INPUT RECORDS:
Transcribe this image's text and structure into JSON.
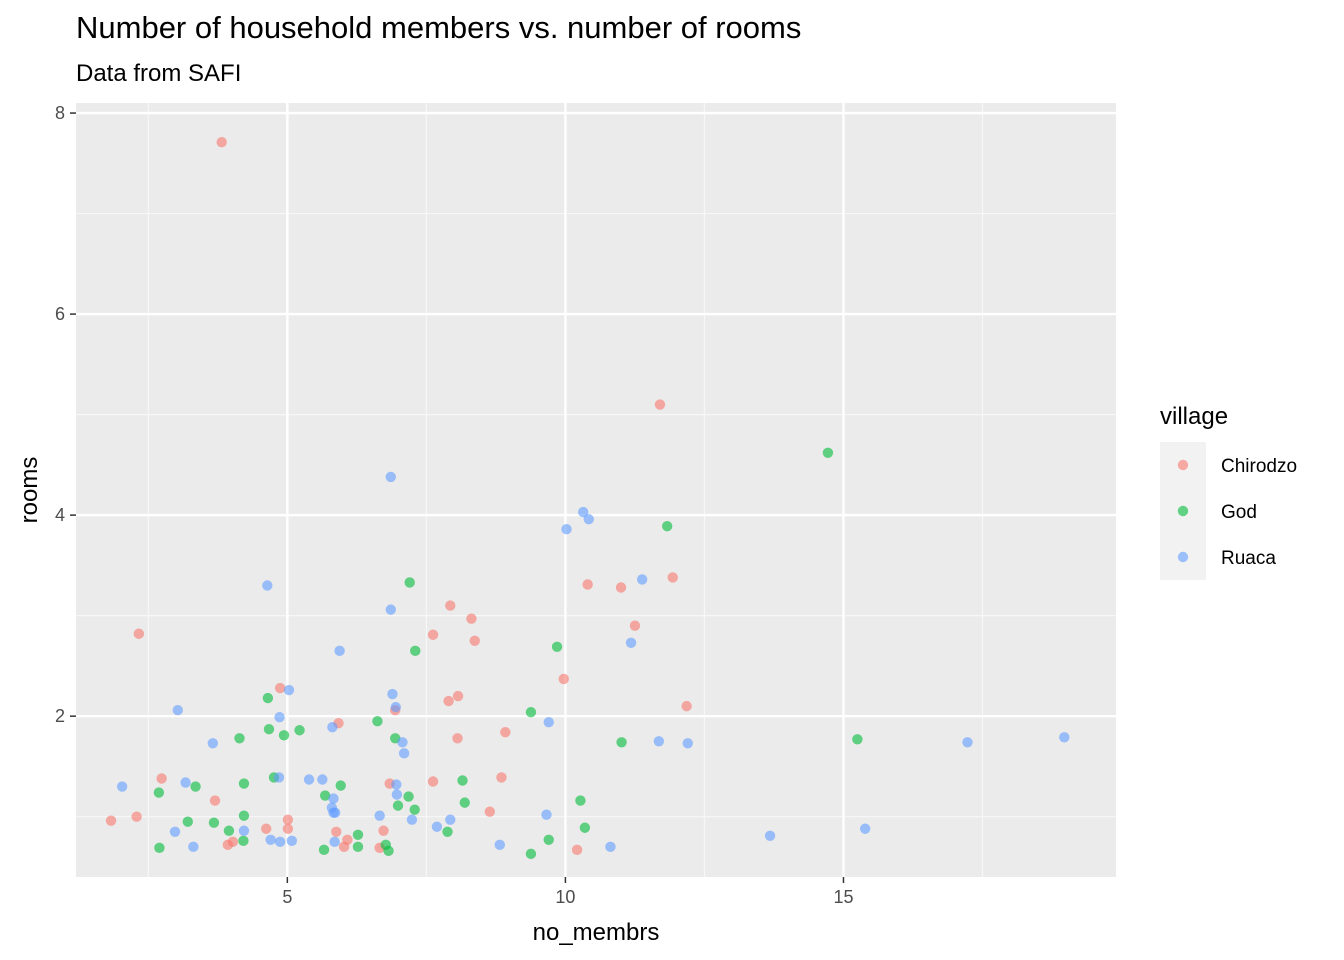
{
  "title": "Number of household members vs. number of rooms",
  "subtitle": "Data from SAFI",
  "chart_data": {
    "type": "scatter",
    "title": "Number of household members vs. number of rooms",
    "subtitle": "Data from SAFI",
    "xlabel": "no_membrs",
    "ylabel": "rooms",
    "xlim": [
      1.2,
      19.9
    ],
    "ylim": [
      0.4,
      8.1
    ],
    "xticks": [
      5,
      10,
      15
    ],
    "yticks": [
      2,
      4,
      6,
      8
    ],
    "grid": true,
    "legend": {
      "title": "village",
      "position": "right"
    },
    "point_alpha": 0.6,
    "series": [
      {
        "name": "Chirodzo",
        "color": "#F8766D",
        "points": [
          [
            3.82,
            7.71
          ],
          [
            11.7,
            5.1
          ],
          [
            2.33,
            2.82
          ],
          [
            11.93,
            3.38
          ],
          [
            10.4,
            3.31
          ],
          [
            11.0,
            3.28
          ],
          [
            11.25,
            2.9
          ],
          [
            7.93,
            3.1
          ],
          [
            8.31,
            2.97
          ],
          [
            7.62,
            2.81
          ],
          [
            8.37,
            2.75
          ],
          [
            9.97,
            2.37
          ],
          [
            4.87,
            2.28
          ],
          [
            7.9,
            2.15
          ],
          [
            8.07,
            2.2
          ],
          [
            12.18,
            2.1
          ],
          [
            6.94,
            2.06
          ],
          [
            5.92,
            1.93
          ],
          [
            8.92,
            1.84
          ],
          [
            8.06,
            1.78
          ],
          [
            2.74,
            1.38
          ],
          [
            7.62,
            1.35
          ],
          [
            6.84,
            1.33
          ],
          [
            8.85,
            1.39
          ],
          [
            3.7,
            1.16
          ],
          [
            8.64,
            1.05
          ],
          [
            1.83,
            0.96
          ],
          [
            2.29,
            1.0
          ],
          [
            5.01,
            0.97
          ],
          [
            4.62,
            0.88
          ],
          [
            5.01,
            0.88
          ],
          [
            5.88,
            0.85
          ],
          [
            6.73,
            0.86
          ],
          [
            6.08,
            0.77
          ],
          [
            4.02,
            0.75
          ],
          [
            3.93,
            0.72
          ],
          [
            6.02,
            0.7
          ],
          [
            6.66,
            0.69
          ],
          [
            10.21,
            0.67
          ]
        ]
      },
      {
        "name": "God",
        "color": "#00BA38",
        "points": [
          [
            14.72,
            4.62
          ],
          [
            11.83,
            3.89
          ],
          [
            7.2,
            3.33
          ],
          [
            9.85,
            2.69
          ],
          [
            7.3,
            2.65
          ],
          [
            9.38,
            2.04
          ],
          [
            4.65,
            2.18
          ],
          [
            6.62,
            1.95
          ],
          [
            4.67,
            1.87
          ],
          [
            5.22,
            1.86
          ],
          [
            4.94,
            1.81
          ],
          [
            4.14,
            1.78
          ],
          [
            6.94,
            1.78
          ],
          [
            11.01,
            1.74
          ],
          [
            15.25,
            1.77
          ],
          [
            4.76,
            1.39
          ],
          [
            4.22,
            1.33
          ],
          [
            8.15,
            1.36
          ],
          [
            5.96,
            1.31
          ],
          [
            3.35,
            1.3
          ],
          [
            2.69,
            1.24
          ],
          [
            5.68,
            1.21
          ],
          [
            7.18,
            1.2
          ],
          [
            10.27,
            1.16
          ],
          [
            8.19,
            1.14
          ],
          [
            6.99,
            1.11
          ],
          [
            7.29,
            1.07
          ],
          [
            4.22,
            1.01
          ],
          [
            3.21,
            0.95
          ],
          [
            3.68,
            0.94
          ],
          [
            10.35,
            0.89
          ],
          [
            3.95,
            0.86
          ],
          [
            7.88,
            0.85
          ],
          [
            6.27,
            0.82
          ],
          [
            9.7,
            0.77
          ],
          [
            4.21,
            0.76
          ],
          [
            6.77,
            0.72
          ],
          [
            2.7,
            0.69
          ],
          [
            6.27,
            0.7
          ],
          [
            5.66,
            0.67
          ],
          [
            6.82,
            0.66
          ],
          [
            9.38,
            0.63
          ]
        ]
      },
      {
        "name": "Ruaca",
        "color": "#619CFF",
        "points": [
          [
            6.86,
            4.38
          ],
          [
            10.32,
            4.03
          ],
          [
            10.42,
            3.96
          ],
          [
            10.02,
            3.86
          ],
          [
            11.38,
            3.36
          ],
          [
            4.64,
            3.3
          ],
          [
            6.86,
            3.06
          ],
          [
            11.18,
            2.73
          ],
          [
            5.94,
            2.65
          ],
          [
            5.03,
            2.26
          ],
          [
            6.89,
            2.22
          ],
          [
            6.95,
            2.09
          ],
          [
            3.03,
            2.06
          ],
          [
            4.86,
            1.99
          ],
          [
            9.7,
            1.94
          ],
          [
            5.81,
            1.89
          ],
          [
            7.07,
            1.74
          ],
          [
            11.68,
            1.75
          ],
          [
            12.2,
            1.73
          ],
          [
            17.23,
            1.74
          ],
          [
            18.97,
            1.79
          ],
          [
            3.66,
            1.73
          ],
          [
            7.1,
            1.63
          ],
          [
            2.03,
            1.3
          ],
          [
            3.17,
            1.34
          ],
          [
            4.85,
            1.39
          ],
          [
            5.39,
            1.37
          ],
          [
            5.63,
            1.37
          ],
          [
            6.96,
            1.32
          ],
          [
            6.97,
            1.22
          ],
          [
            5.83,
            1.18
          ],
          [
            5.8,
            1.09
          ],
          [
            5.83,
            1.04
          ],
          [
            5.86,
            1.04
          ],
          [
            6.66,
            1.01
          ],
          [
            7.24,
            0.97
          ],
          [
            7.93,
            0.97
          ],
          [
            9.66,
            1.02
          ],
          [
            7.69,
            0.9
          ],
          [
            2.98,
            0.85
          ],
          [
            4.22,
            0.86
          ],
          [
            15.39,
            0.88
          ],
          [
            13.68,
            0.81
          ],
          [
            4.7,
            0.77
          ],
          [
            4.87,
            0.75
          ],
          [
            5.08,
            0.76
          ],
          [
            5.85,
            0.75
          ],
          [
            8.82,
            0.72
          ],
          [
            3.31,
            0.7
          ],
          [
            10.81,
            0.7
          ]
        ]
      }
    ]
  }
}
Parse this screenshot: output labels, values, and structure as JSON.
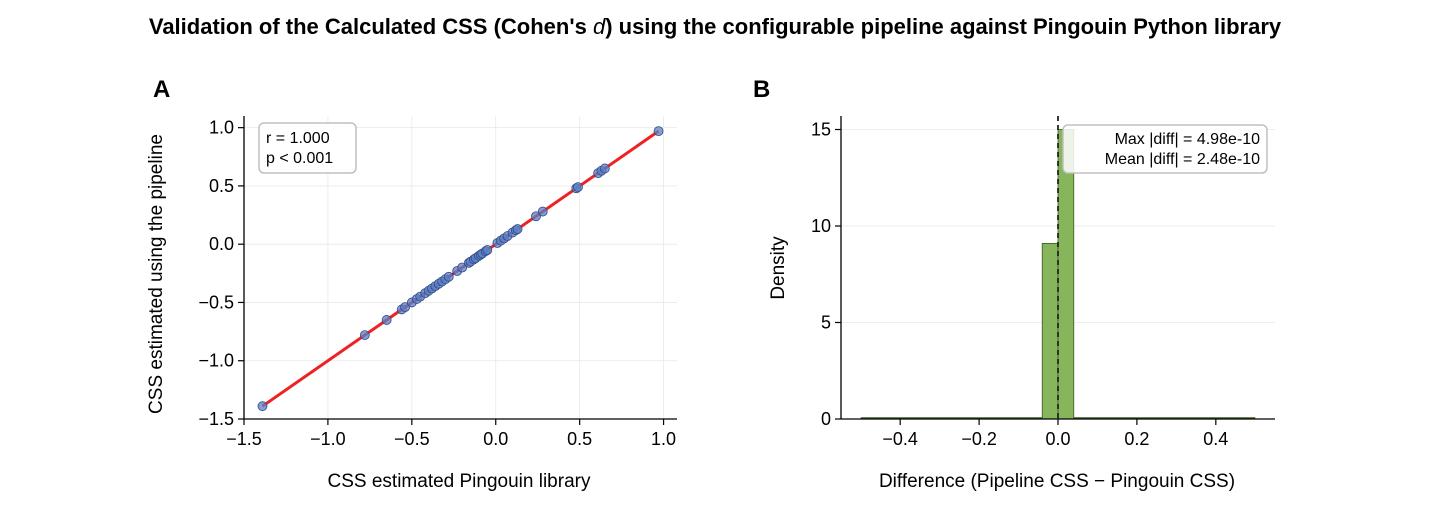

TASK REQUIREMENTS: Reproduce every record word for word. The copy must contain no pictures.

WRITTEN SOLUTION:
Transcribe this image's text and structure into JSON.
{
  "title": "Number of household members vs. number of rooms",
  "subtitle": "Data from SAFI",
  "chart_data": {
    "type": "scatter",
    "title": "Number of household members vs. number of rooms",
    "subtitle": "Data from SAFI",
    "xlabel": "no_membrs",
    "ylabel": "rooms",
    "xlim": [
      1.2,
      19.9
    ],
    "ylim": [
      0.4,
      8.1
    ],
    "xticks": [
      5,
      10,
      15
    ],
    "yticks": [
      2,
      4,
      6,
      8
    ],
    "grid": true,
    "legend": {
      "title": "village",
      "position": "right"
    },
    "point_alpha": 0.6,
    "series": [
      {
        "name": "Chirodzo",
        "color": "#F8766D",
        "points": [
          [
            3.82,
            7.71
          ],
          [
            11.7,
            5.1
          ],
          [
            2.33,
            2.82
          ],
          [
            11.93,
            3.38
          ],
          [
            10.4,
            3.31
          ],
          [
            11.0,
            3.28
          ],
          [
            11.25,
            2.9
          ],
          [
            7.93,
            3.1
          ],
          [
            8.31,
            2.97
          ],
          [
            7.62,
            2.81
          ],
          [
            8.37,
            2.75
          ],
          [
            9.97,
            2.37
          ],
          [
            4.87,
            2.28
          ],
          [
            7.9,
            2.15
          ],
          [
            8.07,
            2.2
          ],
          [
            12.18,
            2.1
          ],
          [
            6.94,
            2.06
          ],
          [
            5.92,
            1.93
          ],
          [
            8.92,
            1.84
          ],
          [
            8.06,
            1.78
          ],
          [
            2.74,
            1.38
          ],
          [
            7.62,
            1.35
          ],
          [
            6.84,
            1.33
          ],
          [
            8.85,
            1.39
          ],
          [
            3.7,
            1.16
          ],
          [
            8.64,
            1.05
          ],
          [
            1.83,
            0.96
          ],
          [
            2.29,
            1.0
          ],
          [
            5.01,
            0.97
          ],
          [
            4.62,
            0.88
          ],
          [
            5.01,
            0.88
          ],
          [
            5.88,
            0.85
          ],
          [
            6.73,
            0.86
          ],
          [
            6.08,
            0.77
          ],
          [
            4.02,
            0.75
          ],
          [
            3.93,
            0.72
          ],
          [
            6.02,
            0.7
          ],
          [
            6.66,
            0.69
          ],
          [
            10.21,
            0.67
          ]
        ]
      },
      {
        "name": "God",
        "color": "#00BA38",
        "points": [
          [
            14.72,
            4.62
          ],
          [
            11.83,
            3.89
          ],
          [
            7.2,
            3.33
          ],
          [
            9.85,
            2.69
          ],
          [
            7.3,
            2.65
          ],
          [
            9.38,
            2.04
          ],
          [
            4.65,
            2.18
          ],
          [
            6.62,
            1.95
          ],
          [
            4.67,
            1.87
          ],
          [
            5.22,
            1.86
          ],
          [
            4.94,
            1.81
          ],
          [
            4.14,
            1.78
          ],
          [
            6.94,
            1.78
          ],
          [
            11.01,
            1.74
          ],
          [
            15.25,
            1.77
          ],
          [
            4.76,
            1.39
          ],
          [
            4.22,
            1.33
          ],
          [
            8.15,
            1.36
          ],
          [
            5.96,
            1.31
          ],
          [
            3.35,
            1.3
          ],
          [
            2.69,
            1.24
          ],
          [
            5.68,
            1.21
          ],
          [
            7.18,
            1.2
          ],
          [
            10.27,
            1.16
          ],
          [
            8.19,
            1.14
          ],
          [
            6.99,
            1.11
          ],
          [
            7.29,
            1.07
          ],
          [
            4.22,
            1.01
          ],
          [
            3.21,
            0.95
          ],
          [
            3.68,
            0.94
          ],
          [
            10.35,
            0.89
          ],
          [
            3.95,
            0.86
          ],
          [
            7.88,
            0.85
          ],
          [
            6.27,
            0.82
          ],
          [
            9.7,
            0.77
          ],
          [
            4.21,
            0.76
          ],
          [
            6.77,
            0.72
          ],
          [
            2.7,
            0.69
          ],
          [
            6.27,
            0.7
          ],
          [
            5.66,
            0.67
          ],
          [
            6.82,
            0.66
          ],
          [
            9.38,
            0.63
          ]
        ]
      },
      {
        "name": "Ruaca",
        "color": "#619CFF",
        "points": [
          [
            6.86,
            4.38
          ],
          [
            10.32,
            4.03
          ],
          [
            10.42,
            3.96
          ],
          [
            10.02,
            3.86
          ],
          [
            11.38,
            3.36
          ],
          [
            4.64,
            3.3
          ],
          [
            6.86,
            3.06
          ],
          [
            11.18,
            2.73
          ],
          [
            5.94,
            2.65
          ],
          [
            5.03,
            2.26
          ],
          [
            6.89,
            2.22
          ],
          [
            6.95,
            2.09
          ],
          [
            3.03,
            2.06
          ],
          [
            4.86,
            1.99
          ],
          [
            9.7,
            1.94
          ],
          [
            5.81,
            1.89
          ],
          [
            7.07,
            1.74
          ],
          [
            11.68,
            1.75
          ],
          [
            12.2,
            1.73
          ],
          [
            17.23,
            1.74
          ],
          [
            18.97,
            1.79
          ],
          [
            3.66,
            1.73
          ],
          [
            7.1,
            1.63
          ],
          [
            2.03,
            1.3
          ],
          [
            3.17,
            1.34
          ],
          [
            4.85,
            1.39
          ],
          [
            5.39,
            1.37
          ],
          [
            5.63,
            1.37
          ],
          [
            6.96,
            1.32
          ],
          [
            6.97,
            1.22
          ],
          [
            5.83,
            1.18
          ],
          [
            5.8,
            1.09
          ],
          [
            5.83,
            1.04
          ],
          [
            5.86,
            1.04
          ],
          [
            6.66,
            1.01
          ],
          [
            7.24,
            0.97
          ],
          [
            7.93,
            0.97
          ],
          [
            9.66,
            1.02
          ],
          [
            7.69,
            0.9
          ],
          [
            2.98,
            0.85
          ],
          [
            4.22,
            0.86
          ],
          [
            15.39,
            0.88
          ],
          [
            13.68,
            0.81
          ],
          [
            4.7,
            0.77
          ],
          [
            4.87,
            0.75
          ],
          [
            5.08,
            0.76
          ],
          [
            5.85,
            0.75
          ],
          [
            8.82,
            0.72
          ],
          [
            3.31,
            0.7
          ],
          [
            10.81,
            0.7
          ]
        ]
      }
    ]
  }
}
Parse this screenshot: output labels, values, and structure as JSON.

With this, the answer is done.